Job -> Output the full listing below exactly as it reads, and skip anything that is a picture.

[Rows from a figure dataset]
::::::::

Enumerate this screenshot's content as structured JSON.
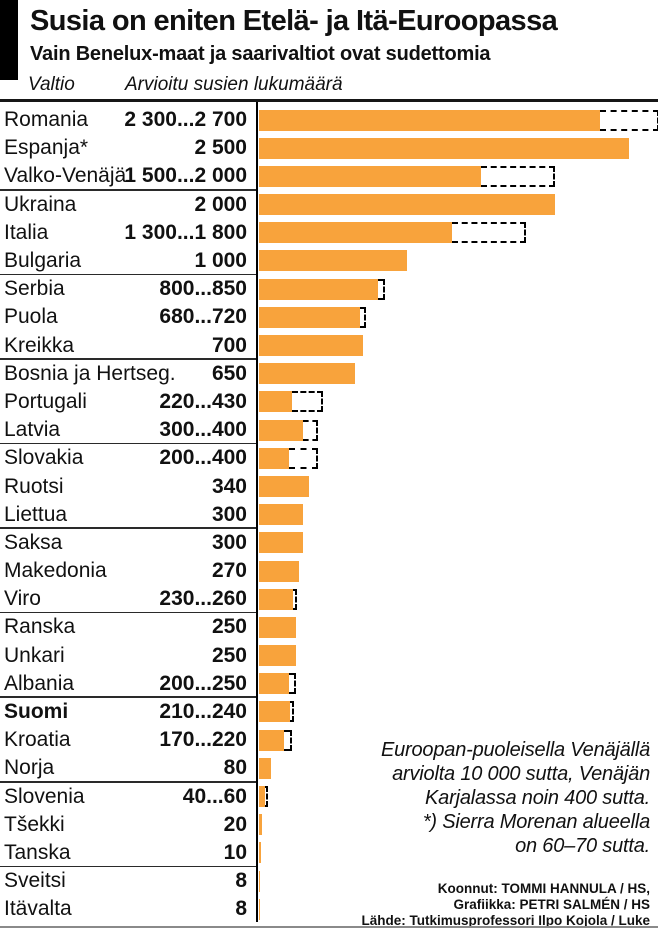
{
  "header": {
    "title": "Susia on eniten Etelä- ja Itä-Euroopassa",
    "subtitle": "Vain Benelux-maat ja saarivaltiot ovat sudettomia",
    "col_country": "Valtio",
    "col_value": "Arvioitu susien lukumäärä"
  },
  "annotation": {
    "lines": [
      "Euroopan-puoleisella Venäjällä",
      "arviolta 10 000 sutta, Venäjän",
      "Karjalassa noin 400 sutta.",
      "*) Sierra Morenan alueella",
      "on 60–70 sutta."
    ]
  },
  "credits": {
    "lines": [
      "Koonnut: TOMMI HANNULA / HS,",
      "Grafiikka: PETRI SALMÉN / HS",
      "Lähde: Tutkimusprofessori Ilpo Kojola / Luke"
    ]
  },
  "chart_data": {
    "type": "bar",
    "orientation": "horizontal",
    "title": "Susia on eniten Etelä- ja Itä-Euroopassa",
    "xlabel": "Arvioitu susien lukumäärä",
    "x_range": [
      0,
      2700
    ],
    "bar_color": "#F8A33C",
    "range_style": "dashed-outline-from-min-to-max",
    "grid": false,
    "legend": false,
    "rows": [
      {
        "country": "Romania",
        "label": "2 300...2 700",
        "min": 2300,
        "max": 2700
      },
      {
        "country": "Espanja*",
        "label": "2 500",
        "min": 2500,
        "max": 2500
      },
      {
        "country": "Valko-Venäjä",
        "label": "1 500...2 000",
        "min": 1500,
        "max": 2000
      },
      {
        "country": "Ukraina",
        "label": "2 000",
        "min": 2000,
        "max": 2000
      },
      {
        "country": "Italia",
        "label": "1 300...1 800",
        "min": 1300,
        "max": 1800
      },
      {
        "country": "Bulgaria",
        "label": "1 000",
        "min": 1000,
        "max": 1000
      },
      {
        "country": "Serbia",
        "label": "800...850",
        "min": 800,
        "max": 850
      },
      {
        "country": "Puola",
        "label": "680...720",
        "min": 680,
        "max": 720
      },
      {
        "country": "Kreikka",
        "label": "700",
        "min": 700,
        "max": 700
      },
      {
        "country": "Bosnia ja Hertseg.",
        "label": "650",
        "min": 650,
        "max": 650
      },
      {
        "country": "Portugali",
        "label": "220...430",
        "min": 220,
        "max": 430
      },
      {
        "country": "Latvia",
        "label": "300...400",
        "min": 300,
        "max": 400
      },
      {
        "country": "Slovakia",
        "label": "200...400",
        "min": 200,
        "max": 400
      },
      {
        "country": "Ruotsi",
        "label": "340",
        "min": 340,
        "max": 340
      },
      {
        "country": "Liettua",
        "label": "300",
        "min": 300,
        "max": 300
      },
      {
        "country": "Saksa",
        "label": "300",
        "min": 300,
        "max": 300
      },
      {
        "country": "Makedonia",
        "label": "270",
        "min": 270,
        "max": 270
      },
      {
        "country": "Viro",
        "label": "230...260",
        "min": 230,
        "max": 260
      },
      {
        "country": "Ranska",
        "label": "250",
        "min": 250,
        "max": 250
      },
      {
        "country": "Unkari",
        "label": "250",
        "min": 250,
        "max": 250
      },
      {
        "country": "Albania",
        "label": "200...250",
        "min": 200,
        "max": 250
      },
      {
        "country": "Suomi",
        "label": "210...240",
        "min": 210,
        "max": 240,
        "bold": true
      },
      {
        "country": "Kroatia",
        "label": "170...220",
        "min": 170,
        "max": 220
      },
      {
        "country": "Norja",
        "label": "80",
        "min": 80,
        "max": 80
      },
      {
        "country": "Slovenia",
        "label": "40...60",
        "min": 40,
        "max": 60
      },
      {
        "country": "Tšekki",
        "label": "20",
        "min": 20,
        "max": 20
      },
      {
        "country": "Tanska",
        "label": "10",
        "min": 10,
        "max": 10
      },
      {
        "country": "Sveitsi",
        "label": "8",
        "min": 8,
        "max": 8
      },
      {
        "country": "Itävalta",
        "label": "8",
        "min": 8,
        "max": 8
      }
    ],
    "group_separator_after": [
      3,
      6,
      9,
      12,
      15,
      18,
      21,
      24,
      27
    ]
  }
}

::::::::

Written answer ->
Enumerate this screenshot's content as structured JSON.
{
  "header": {
    "title": "Susia on eniten Etelä- ja Itä-Euroopassa",
    "subtitle": "Vain Benelux-maat ja saarivaltiot ovat sudettomia",
    "col_country": "Valtio",
    "col_value": "Arvioitu susien lukumäärä"
  },
  "annotation": {
    "lines": [
      "Euroopan-puoleisella Venäjällä",
      "arviolta 10 000 sutta, Venäjän",
      "Karjalassa noin 400 sutta.",
      "*) Sierra Morenan alueella",
      "on 60–70 sutta."
    ]
  },
  "credits": {
    "lines": [
      "Koonnut: TOMMI HANNULA / HS,",
      "Grafiikka: PETRI SALMÉN / HS",
      "Lähde: Tutkimusprofessori Ilpo Kojola / Luke"
    ]
  },
  "chart_data": {
    "type": "bar",
    "orientation": "horizontal",
    "title": "Susia on eniten Etelä- ja Itä-Euroopassa",
    "xlabel": "Arvioitu susien lukumäärä",
    "x_range": [
      0,
      2700
    ],
    "bar_color": "#F8A33C",
    "range_style": "dashed-outline-from-min-to-max",
    "grid": false,
    "legend": false,
    "rows": [
      {
        "country": "Romania",
        "label": "2 300...2 700",
        "min": 2300,
        "max": 2700
      },
      {
        "country": "Espanja*",
        "label": "2 500",
        "min": 2500,
        "max": 2500
      },
      {
        "country": "Valko-Venäjä",
        "label": "1 500...2 000",
        "min": 1500,
        "max": 2000
      },
      {
        "country": "Ukraina",
        "label": "2 000",
        "min": 2000,
        "max": 2000
      },
      {
        "country": "Italia",
        "label": "1 300...1 800",
        "min": 1300,
        "max": 1800
      },
      {
        "country": "Bulgaria",
        "label": "1 000",
        "min": 1000,
        "max": 1000
      },
      {
        "country": "Serbia",
        "label": "800...850",
        "min": 800,
        "max": 850
      },
      {
        "country": "Puola",
        "label": "680...720",
        "min": 680,
        "max": 720
      },
      {
        "country": "Kreikka",
        "label": "700",
        "min": 700,
        "max": 700
      },
      {
        "country": "Bosnia ja Hertseg.",
        "label": "650",
        "min": 650,
        "max": 650
      },
      {
        "country": "Portugali",
        "label": "220...430",
        "min": 220,
        "max": 430
      },
      {
        "country": "Latvia",
        "label": "300...400",
        "min": 300,
        "max": 400
      },
      {
        "country": "Slovakia",
        "label": "200...400",
        "min": 200,
        "max": 400
      },
      {
        "country": "Ruotsi",
        "label": "340",
        "min": 340,
        "max": 340
      },
      {
        "country": "Liettua",
        "label": "300",
        "min": 300,
        "max": 300
      },
      {
        "country": "Saksa",
        "label": "300",
        "min": 300,
        "max": 300
      },
      {
        "country": "Makedonia",
        "label": "270",
        "min": 270,
        "max": 270
      },
      {
        "country": "Viro",
        "label": "230...260",
        "min": 230,
        "max": 260
      },
      {
        "country": "Ranska",
        "label": "250",
        "min": 250,
        "max": 250
      },
      {
        "country": "Unkari",
        "label": "250",
        "min": 250,
        "max": 250
      },
      {
        "country": "Albania",
        "label": "200...250",
        "min": 200,
        "max": 250
      },
      {
        "country": "Suomi",
        "label": "210...240",
        "min": 210,
        "max": 240,
        "bold": true
      },
      {
        "country": "Kroatia",
        "label": "170...220",
        "min": 170,
        "max": 220
      },
      {
        "country": "Norja",
        "label": "80",
        "min": 80,
        "max": 80
      },
      {
        "country": "Slovenia",
        "label": "40...60",
        "min": 40,
        "max": 60
      },
      {
        "country": "Tšekki",
        "label": "20",
        "min": 20,
        "max": 20
      },
      {
        "country": "Tanska",
        "label": "10",
        "min": 10,
        "max": 10
      },
      {
        "country": "Sveitsi",
        "label": "8",
        "min": 8,
        "max": 8
      },
      {
        "country": "Itävalta",
        "label": "8",
        "min": 8,
        "max": 8
      }
    ],
    "group_separator_after": [
      3,
      6,
      9,
      12,
      15,
      18,
      21,
      24,
      27
    ]
  }
}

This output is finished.